--- INPUT ROWS ---

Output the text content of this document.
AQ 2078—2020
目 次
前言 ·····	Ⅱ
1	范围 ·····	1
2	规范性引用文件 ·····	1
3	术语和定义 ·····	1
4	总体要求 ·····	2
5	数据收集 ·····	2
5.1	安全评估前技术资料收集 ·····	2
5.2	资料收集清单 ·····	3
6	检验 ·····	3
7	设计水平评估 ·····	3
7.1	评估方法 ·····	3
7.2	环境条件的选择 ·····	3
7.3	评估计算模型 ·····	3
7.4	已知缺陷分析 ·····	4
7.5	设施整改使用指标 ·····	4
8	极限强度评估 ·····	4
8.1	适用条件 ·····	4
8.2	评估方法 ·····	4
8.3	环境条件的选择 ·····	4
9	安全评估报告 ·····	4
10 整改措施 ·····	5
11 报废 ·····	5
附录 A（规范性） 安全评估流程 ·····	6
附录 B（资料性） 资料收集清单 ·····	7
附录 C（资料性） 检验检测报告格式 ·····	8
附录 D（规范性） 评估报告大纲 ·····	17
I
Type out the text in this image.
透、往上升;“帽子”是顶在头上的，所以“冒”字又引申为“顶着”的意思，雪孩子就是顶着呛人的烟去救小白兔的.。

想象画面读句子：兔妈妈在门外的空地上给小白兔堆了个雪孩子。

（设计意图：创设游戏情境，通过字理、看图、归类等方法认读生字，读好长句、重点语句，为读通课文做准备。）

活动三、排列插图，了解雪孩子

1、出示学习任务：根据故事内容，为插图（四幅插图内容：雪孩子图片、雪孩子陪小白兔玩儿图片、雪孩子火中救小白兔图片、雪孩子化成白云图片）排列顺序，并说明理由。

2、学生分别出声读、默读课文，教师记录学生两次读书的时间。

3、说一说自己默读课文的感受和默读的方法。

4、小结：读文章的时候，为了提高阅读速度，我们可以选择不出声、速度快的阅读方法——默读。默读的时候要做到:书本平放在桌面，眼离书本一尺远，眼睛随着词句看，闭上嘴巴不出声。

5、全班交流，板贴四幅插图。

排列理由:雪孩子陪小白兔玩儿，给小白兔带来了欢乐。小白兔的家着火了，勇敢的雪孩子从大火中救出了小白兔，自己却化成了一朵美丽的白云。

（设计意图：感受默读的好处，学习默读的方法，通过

---

SHORT PROBLEM: Go through the material above line by line and copy it exactly.

RESPONSE:
Output the text content of this document.
AQ 2078—2020
目 次
前言 ·····	Ⅱ
1	范围 ·····	1
2	规范性引用文件 ·····	1
3	术语和定义 ·····	1
4	总体要求 ·····	2
5	数据收集 ·····	2
5.1	安全评估前技术资料收集 ·····	2
5.2	资料收集清单 ·····	3
6	检验 ·····	3
7	设计水平评估 ·····	3
7.1	评估方法 ·····	3
7.2	环境条件的选择 ·····	3
7.3	评估计算模型 ·····	3
7.4	已知缺陷分析 ·····	4
7.5	设施整改使用指标 ·····	4
8	极限强度评估 ·····	4
8.1	适用条件 ·····	4
8.2	评估方法 ·····	4
8.3	环境条件的选择 ·····	4
9	安全评估报告 ·····	4
10 整改措施 ·····	5
11 报废 ·····	5
附录 A（规范性） 安全评估流程 ·····	6
附录 B（资料性） 资料收集清单 ·····	7
附录 C（资料性） 检验检测报告格式 ·····	8
附录 D（规范性） 评估报告大纲 ·····	17
I
Type out the text in this image.
透、往上升;“帽子”是顶在头上的，所以“冒”字又引申为“顶着”的意思，雪孩子就是顶着呛人的烟去救小白兔的.。

想象画面读句子：兔妈妈在门外的空地上给小白兔堆了个雪孩子。

（设计意图：创设游戏情境，通过字理、看图、归类等方法认读生字，读好长句、重点语句，为读通课文做准备。）

活动三、排列插图，了解雪孩子

1、出示学习任务：根据故事内容，为插图（四幅插图内容：雪孩子图片、雪孩子陪小白兔玩儿图片、雪孩子火中救小白兔图片、雪孩子化成白云图片）排列顺序，并说明理由。

2、学生分别出声读、默读课文，教师记录学生两次读书的时间。

3、说一说自己默读课文的感受和默读的方法。

4、小结：读文章的时候，为了提高阅读速度，我们可以选择不出声、速度快的阅读方法——默读。默读的时候要做到:书本平放在桌面，眼离书本一尺远，眼睛随着词句看，闭上嘴巴不出声。

5、全班交流，板贴四幅插图。

排列理由:雪孩子陪小白兔玩儿，给小白兔带来了欢乐。小白兔的家着火了，勇敢的雪孩子从大火中救出了小白兔，自己却化成了一朵美丽的白云。

（设计意图：感受默读的好处，学习默读的方法，通过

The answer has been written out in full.